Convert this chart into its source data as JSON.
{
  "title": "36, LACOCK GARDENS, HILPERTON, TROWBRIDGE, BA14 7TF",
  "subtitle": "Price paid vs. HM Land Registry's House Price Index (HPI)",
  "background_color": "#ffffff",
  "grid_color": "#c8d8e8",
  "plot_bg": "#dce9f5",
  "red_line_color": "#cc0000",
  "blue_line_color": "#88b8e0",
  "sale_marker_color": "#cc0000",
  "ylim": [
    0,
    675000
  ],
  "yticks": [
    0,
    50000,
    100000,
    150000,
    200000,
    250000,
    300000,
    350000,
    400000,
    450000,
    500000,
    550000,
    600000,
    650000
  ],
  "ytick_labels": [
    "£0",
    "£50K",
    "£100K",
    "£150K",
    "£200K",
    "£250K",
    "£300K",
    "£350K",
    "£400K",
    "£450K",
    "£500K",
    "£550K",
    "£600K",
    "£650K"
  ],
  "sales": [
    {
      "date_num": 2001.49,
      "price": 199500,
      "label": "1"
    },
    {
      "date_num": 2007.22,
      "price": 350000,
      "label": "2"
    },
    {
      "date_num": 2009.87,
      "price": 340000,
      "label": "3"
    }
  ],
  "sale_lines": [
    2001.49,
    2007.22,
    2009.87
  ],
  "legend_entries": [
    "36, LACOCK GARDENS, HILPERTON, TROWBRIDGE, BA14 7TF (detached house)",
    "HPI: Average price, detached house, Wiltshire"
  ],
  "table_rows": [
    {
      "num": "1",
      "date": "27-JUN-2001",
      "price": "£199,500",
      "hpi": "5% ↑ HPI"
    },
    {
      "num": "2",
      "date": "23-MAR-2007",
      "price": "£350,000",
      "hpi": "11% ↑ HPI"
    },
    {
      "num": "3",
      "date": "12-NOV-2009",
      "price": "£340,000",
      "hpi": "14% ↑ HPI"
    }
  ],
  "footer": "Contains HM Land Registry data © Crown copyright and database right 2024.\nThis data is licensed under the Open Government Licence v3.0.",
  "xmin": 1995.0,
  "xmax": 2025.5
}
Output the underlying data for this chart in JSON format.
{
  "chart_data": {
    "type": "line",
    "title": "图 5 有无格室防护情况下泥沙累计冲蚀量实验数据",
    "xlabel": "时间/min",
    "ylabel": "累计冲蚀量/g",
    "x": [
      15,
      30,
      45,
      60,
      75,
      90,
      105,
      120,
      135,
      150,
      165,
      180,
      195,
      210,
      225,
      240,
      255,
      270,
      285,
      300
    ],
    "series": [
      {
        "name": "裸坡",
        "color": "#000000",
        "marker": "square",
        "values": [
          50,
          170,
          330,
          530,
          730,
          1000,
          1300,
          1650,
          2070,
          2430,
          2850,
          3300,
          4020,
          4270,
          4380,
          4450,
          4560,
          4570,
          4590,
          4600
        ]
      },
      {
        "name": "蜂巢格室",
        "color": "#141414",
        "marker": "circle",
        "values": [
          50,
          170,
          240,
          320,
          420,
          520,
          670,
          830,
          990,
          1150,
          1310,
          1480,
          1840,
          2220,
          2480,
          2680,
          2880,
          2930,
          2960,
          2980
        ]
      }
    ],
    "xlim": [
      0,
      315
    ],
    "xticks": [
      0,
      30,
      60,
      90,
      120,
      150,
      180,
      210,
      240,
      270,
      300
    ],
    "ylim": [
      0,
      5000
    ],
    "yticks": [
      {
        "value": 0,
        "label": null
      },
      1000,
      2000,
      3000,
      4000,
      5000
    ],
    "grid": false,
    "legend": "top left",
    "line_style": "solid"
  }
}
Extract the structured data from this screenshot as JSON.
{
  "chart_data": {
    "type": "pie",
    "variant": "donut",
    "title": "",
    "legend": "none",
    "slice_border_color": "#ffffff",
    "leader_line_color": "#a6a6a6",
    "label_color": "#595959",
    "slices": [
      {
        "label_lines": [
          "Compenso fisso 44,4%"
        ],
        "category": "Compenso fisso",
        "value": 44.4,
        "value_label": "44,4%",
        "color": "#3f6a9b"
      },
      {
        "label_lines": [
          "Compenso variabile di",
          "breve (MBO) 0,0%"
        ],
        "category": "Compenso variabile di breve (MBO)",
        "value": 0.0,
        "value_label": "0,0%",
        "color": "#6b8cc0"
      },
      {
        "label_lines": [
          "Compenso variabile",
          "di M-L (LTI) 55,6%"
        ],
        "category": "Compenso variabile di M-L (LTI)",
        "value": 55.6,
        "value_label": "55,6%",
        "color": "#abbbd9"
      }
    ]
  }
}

#####

(WRITTEN EXERCISE) Copy out each line of the listing that holds "LACOCK".

(COMPLETE OUTPUT)
  "title": "36, LACOCK GARDENS, HILPERTON, TROWBRIDGE, BA14 7TF",
    "36, LACOCK GARDENS, HILPERTON, TROWBRIDGE, BA14 7TF (detached house)",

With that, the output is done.